__Requirements__. Faithfully return all lines, omitting every embedded picture.

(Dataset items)
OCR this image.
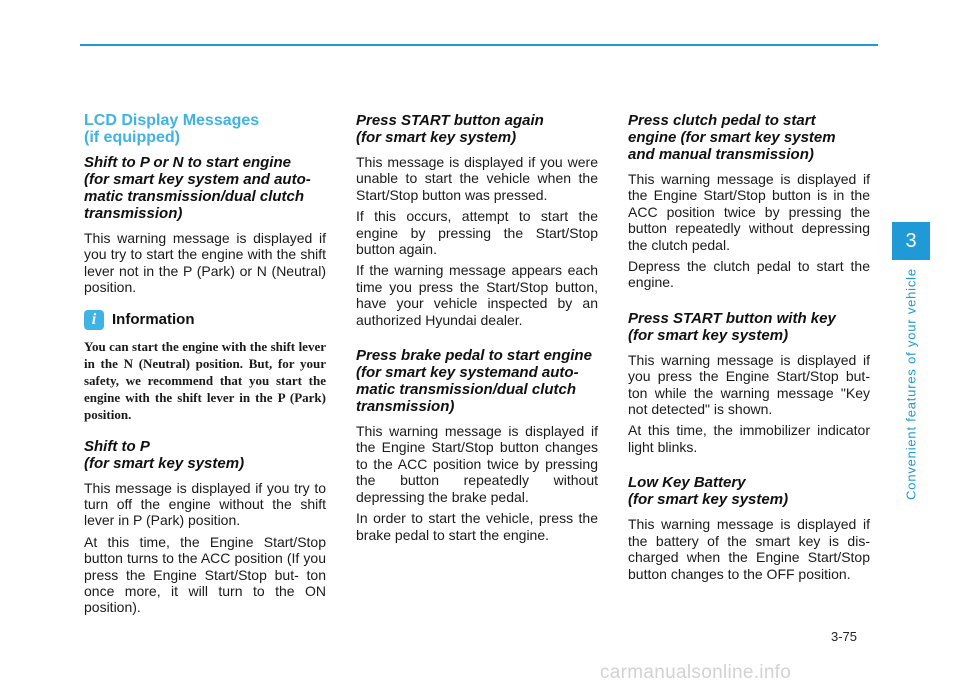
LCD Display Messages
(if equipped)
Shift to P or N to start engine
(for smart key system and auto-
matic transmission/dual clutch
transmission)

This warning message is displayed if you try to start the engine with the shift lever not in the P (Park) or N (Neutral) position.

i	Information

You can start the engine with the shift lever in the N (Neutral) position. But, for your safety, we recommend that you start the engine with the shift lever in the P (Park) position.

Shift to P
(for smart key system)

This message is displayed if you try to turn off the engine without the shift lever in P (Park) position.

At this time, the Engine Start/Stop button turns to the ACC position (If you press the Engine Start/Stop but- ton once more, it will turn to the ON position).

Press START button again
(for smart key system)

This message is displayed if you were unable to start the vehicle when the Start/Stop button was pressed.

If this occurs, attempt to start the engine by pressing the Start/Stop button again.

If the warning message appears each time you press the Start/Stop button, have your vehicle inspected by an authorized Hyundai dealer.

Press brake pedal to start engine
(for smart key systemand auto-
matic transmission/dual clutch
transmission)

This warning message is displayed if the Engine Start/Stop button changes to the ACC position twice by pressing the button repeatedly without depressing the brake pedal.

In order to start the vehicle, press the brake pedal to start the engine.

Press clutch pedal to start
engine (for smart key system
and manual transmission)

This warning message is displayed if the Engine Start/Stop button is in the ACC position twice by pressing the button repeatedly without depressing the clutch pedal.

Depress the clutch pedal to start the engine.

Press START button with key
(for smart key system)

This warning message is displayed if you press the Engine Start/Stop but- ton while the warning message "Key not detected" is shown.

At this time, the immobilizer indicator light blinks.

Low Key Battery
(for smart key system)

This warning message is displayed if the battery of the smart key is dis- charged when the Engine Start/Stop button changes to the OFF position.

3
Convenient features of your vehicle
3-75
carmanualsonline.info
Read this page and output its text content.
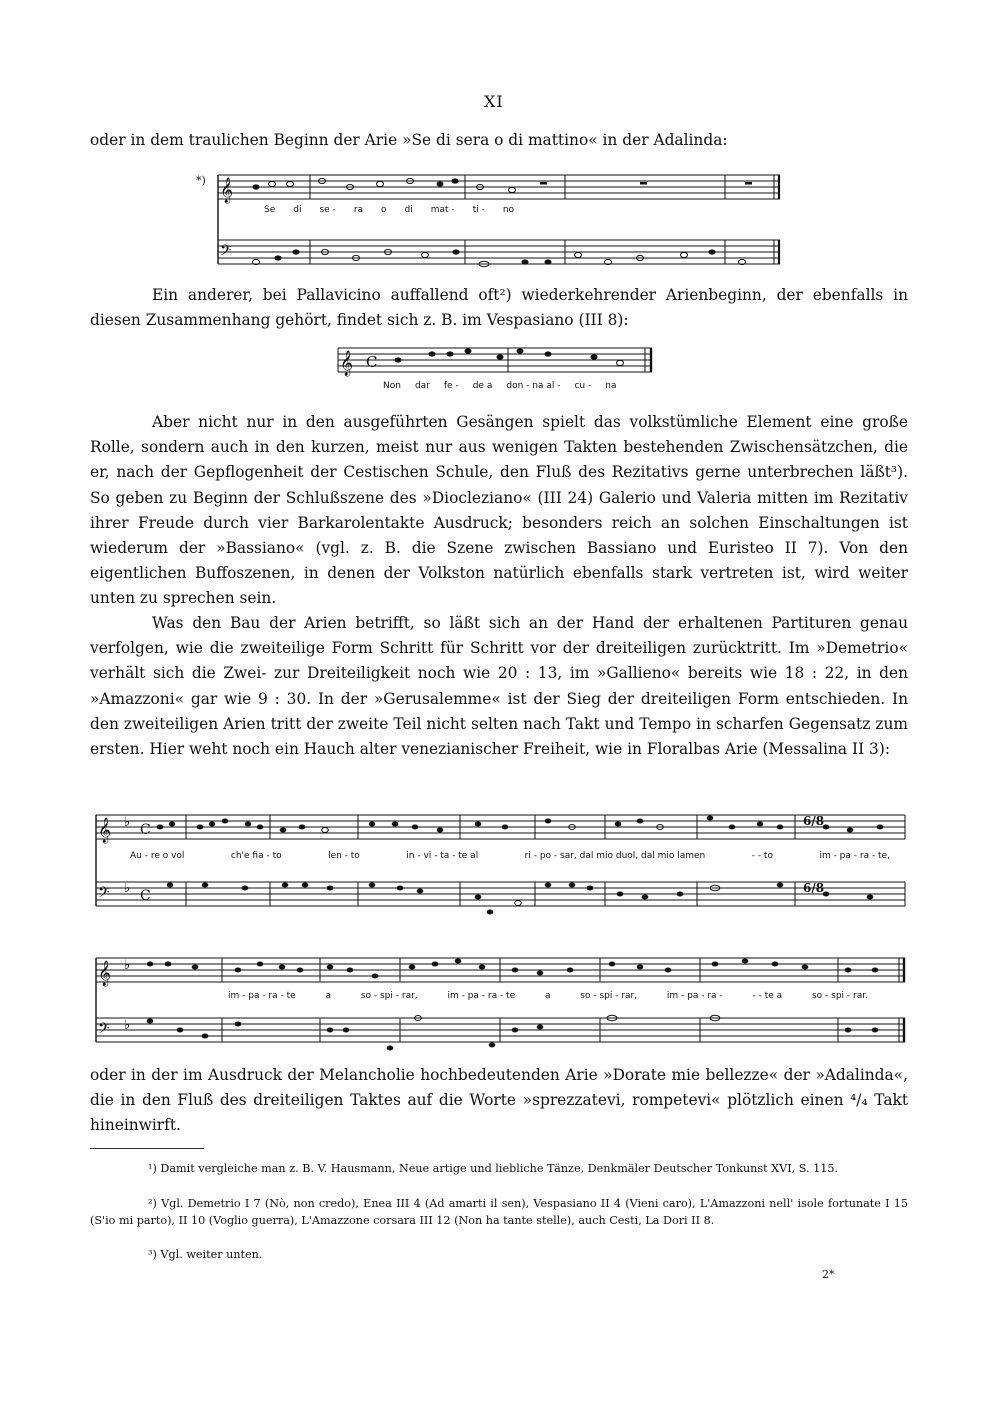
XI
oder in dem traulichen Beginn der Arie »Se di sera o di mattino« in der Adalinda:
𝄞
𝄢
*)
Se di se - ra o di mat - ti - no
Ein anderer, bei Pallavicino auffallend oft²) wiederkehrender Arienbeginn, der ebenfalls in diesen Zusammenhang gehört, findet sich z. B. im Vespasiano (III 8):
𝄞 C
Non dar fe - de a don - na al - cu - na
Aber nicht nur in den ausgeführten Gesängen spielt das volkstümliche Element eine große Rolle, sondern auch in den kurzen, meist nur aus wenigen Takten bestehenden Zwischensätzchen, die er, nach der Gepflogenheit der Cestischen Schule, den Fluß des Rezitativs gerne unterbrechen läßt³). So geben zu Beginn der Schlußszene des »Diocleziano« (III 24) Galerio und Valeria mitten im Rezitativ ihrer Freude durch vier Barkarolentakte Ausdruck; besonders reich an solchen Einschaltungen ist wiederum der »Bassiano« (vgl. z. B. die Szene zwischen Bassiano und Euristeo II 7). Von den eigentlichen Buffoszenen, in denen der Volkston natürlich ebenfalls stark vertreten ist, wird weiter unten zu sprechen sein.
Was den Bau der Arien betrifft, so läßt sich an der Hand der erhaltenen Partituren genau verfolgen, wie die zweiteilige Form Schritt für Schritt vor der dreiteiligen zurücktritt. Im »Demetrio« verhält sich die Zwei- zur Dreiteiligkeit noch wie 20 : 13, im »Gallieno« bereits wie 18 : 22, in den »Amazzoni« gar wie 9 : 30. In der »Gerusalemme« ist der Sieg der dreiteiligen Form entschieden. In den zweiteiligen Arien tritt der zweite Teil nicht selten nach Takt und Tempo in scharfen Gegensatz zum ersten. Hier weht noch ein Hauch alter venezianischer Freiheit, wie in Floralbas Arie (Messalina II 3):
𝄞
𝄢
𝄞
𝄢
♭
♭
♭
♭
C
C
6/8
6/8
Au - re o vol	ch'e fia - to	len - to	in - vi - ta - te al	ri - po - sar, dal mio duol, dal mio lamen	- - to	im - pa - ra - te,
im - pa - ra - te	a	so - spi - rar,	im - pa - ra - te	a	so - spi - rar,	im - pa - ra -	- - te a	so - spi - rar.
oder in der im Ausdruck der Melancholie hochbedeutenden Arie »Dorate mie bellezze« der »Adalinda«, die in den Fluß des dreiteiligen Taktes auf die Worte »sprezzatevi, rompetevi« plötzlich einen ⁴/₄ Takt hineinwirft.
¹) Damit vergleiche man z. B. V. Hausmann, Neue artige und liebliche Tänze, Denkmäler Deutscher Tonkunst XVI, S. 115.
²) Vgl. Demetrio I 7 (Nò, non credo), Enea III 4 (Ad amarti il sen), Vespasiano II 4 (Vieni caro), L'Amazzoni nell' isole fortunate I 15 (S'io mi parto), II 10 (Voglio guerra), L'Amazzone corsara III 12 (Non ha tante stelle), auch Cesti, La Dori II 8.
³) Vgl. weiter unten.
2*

__Response for this exercise__.
OCR this image.
LCD Display Messages
(if equipped)
Shift to P or N to start engine
(for smart key system and auto-
matic transmission/dual clutch
transmission)

This warning message is displayed if you try to start the engine with the shift lever not in the P (Park) or N (Neutral) position.

i	Information

You can start the engine with the shift lever in the N (Neutral) position. But, for your safety, we recommend that you start the engine with the shift lever in the P (Park) position.

Shift to P
(for smart key system)

This message is displayed if you try to turn off the engine without the shift lever in P (Park) position.

At this time, the Engine Start/Stop button turns to the ACC position (If you press the Engine Start/Stop but- ton once more, it will turn to the ON position).

Press START button again
(for smart key system)

This message is displayed if you were unable to start the vehicle when the Start/Stop button was pressed.

If this occurs, attempt to start the engine by pressing the Start/Stop button again.

If the warning message appears each time you press the Start/Stop button, have your vehicle inspected by an authorized Hyundai dealer.

Press brake pedal to start engine
(for smart key systemand auto-
matic transmission/dual clutch
transmission)

This warning message is displayed if the Engine Start/Stop button changes to the ACC position twice by pressing the button repeatedly without depressing the brake pedal.

In order to start the vehicle, press the brake pedal to start the engine.

Press clutch pedal to start
engine (for smart key system
and manual transmission)

This warning message is displayed if the Engine Start/Stop button is in the ACC position twice by pressing the button repeatedly without depressing the clutch pedal.

Depress the clutch pedal to start the engine.

Press START button with key
(for smart key system)

This warning message is displayed if you press the Engine Start/Stop but- ton while the warning message "Key not detected" is shown.

At this time, the immobilizer indicator light blinks.

Low Key Battery
(for smart key system)

This warning message is displayed if the battery of the smart key is dis- charged when the Engine Start/Stop button changes to the OFF position.

3
Convenient features of your vehicle
3-75
carmanualsonline.info
Read this page and output its text content.
XI
oder in dem traulichen Beginn der Arie »Se di sera o di mattino« in der Adalinda:
𝄞
𝄢
*)
Se di se - ra o di mat - ti - no
Ein anderer, bei Pallavicino auffallend oft²) wiederkehrender Arienbeginn, der ebenfalls in diesen Zusammenhang gehört, findet sich z. B. im Vespasiano (III 8):
𝄞 C
Non dar fe - de a don - na al - cu - na
Aber nicht nur in den ausgeführten Gesängen spielt das volkstümliche Element eine große Rolle, sondern auch in den kurzen, meist nur aus wenigen Takten bestehenden Zwischensätzchen, die er, nach der Gepflogenheit der Cestischen Schule, den Fluß des Rezitativs gerne unterbrechen läßt³). So geben zu Beginn der Schlußszene des »Diocleziano« (III 24) Galerio und Valeria mitten im Rezitativ ihrer Freude durch vier Barkarolentakte Ausdruck; besonders reich an solchen Einschaltungen ist wiederum der »Bassiano« (vgl. z. B. die Szene zwischen Bassiano und Euristeo II 7). Von den eigentlichen Buffoszenen, in denen der Volkston natürlich ebenfalls stark vertreten ist, wird weiter unten zu sprechen sein.
Was den Bau der Arien betrifft, so läßt sich an der Hand der erhaltenen Partituren genau verfolgen, wie die zweiteilige Form Schritt für Schritt vor der dreiteiligen zurücktritt. Im »Demetrio« verhält sich die Zwei- zur Dreiteiligkeit noch wie 20 : 13, im »Gallieno« bereits wie 18 : 22, in den »Amazzoni« gar wie 9 : 30. In der »Gerusalemme« ist der Sieg der dreiteiligen Form entschieden. In den zweiteiligen Arien tritt der zweite Teil nicht selten nach Takt und Tempo in scharfen Gegensatz zum ersten. Hier weht noch ein Hauch alter venezianischer Freiheit, wie in Floralbas Arie (Messalina II 3):
𝄞
𝄢
𝄞
𝄢
♭
♭
♭
♭
C
C
6/8
6/8
Au - re o vol	ch'e fia - to	len - to	in - vi - ta - te al	ri - po - sar, dal mio duol, dal mio lamen	- - to	im - pa - ra - te,
im - pa - ra - te	a	so - spi - rar,	im - pa - ra - te	a	so - spi - rar,	im - pa - ra -	- - te a	so - spi - rar.
oder in der im Ausdruck der Melancholie hochbedeutenden Arie »Dorate mie bellezze« der »Adalinda«, die in den Fluß des dreiteiligen Taktes auf die Worte »sprezzatevi, rompetevi« plötzlich einen ⁴/₄ Takt hineinwirft.
¹) Damit vergleiche man z. B. V. Hausmann, Neue artige und liebliche Tänze, Denkmäler Deutscher Tonkunst XVI, S. 115.
²) Vgl. Demetrio I 7 (Nò, non credo), Enea III 4 (Ad amarti il sen), Vespasiano II 4 (Vieni caro), L'Amazzoni nell' isole fortunate I 15 (S'io mi parto), II 10 (Voglio guerra), L'Amazzone corsara III 12 (Non ha tante stelle), auch Cesti, La Dori II 8.
³) Vgl. weiter unten.
2*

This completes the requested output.